#### Dataset excerpts
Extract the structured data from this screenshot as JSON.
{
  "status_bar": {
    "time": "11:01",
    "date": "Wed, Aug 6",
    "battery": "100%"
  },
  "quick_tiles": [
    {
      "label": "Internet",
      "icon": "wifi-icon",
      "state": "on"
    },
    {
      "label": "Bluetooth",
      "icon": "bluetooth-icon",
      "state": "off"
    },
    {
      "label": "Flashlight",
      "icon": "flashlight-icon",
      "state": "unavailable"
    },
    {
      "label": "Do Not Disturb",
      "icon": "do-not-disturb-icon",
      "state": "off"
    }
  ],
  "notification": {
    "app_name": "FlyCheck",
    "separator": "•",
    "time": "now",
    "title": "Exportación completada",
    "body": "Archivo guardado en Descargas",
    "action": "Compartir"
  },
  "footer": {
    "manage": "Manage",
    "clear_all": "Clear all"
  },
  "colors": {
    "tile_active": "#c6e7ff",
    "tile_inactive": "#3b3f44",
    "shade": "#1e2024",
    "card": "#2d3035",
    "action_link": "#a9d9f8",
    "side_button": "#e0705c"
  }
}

#### What needs to be done
Isolate each line of the listing above that includes "icon". Copy it.

#### Exercise answer
      "icon": "wifi-icon",
      "icon": "bluetooth-icon",
      "icon": "flashlight-icon",
      "icon": "do-not-disturb-icon",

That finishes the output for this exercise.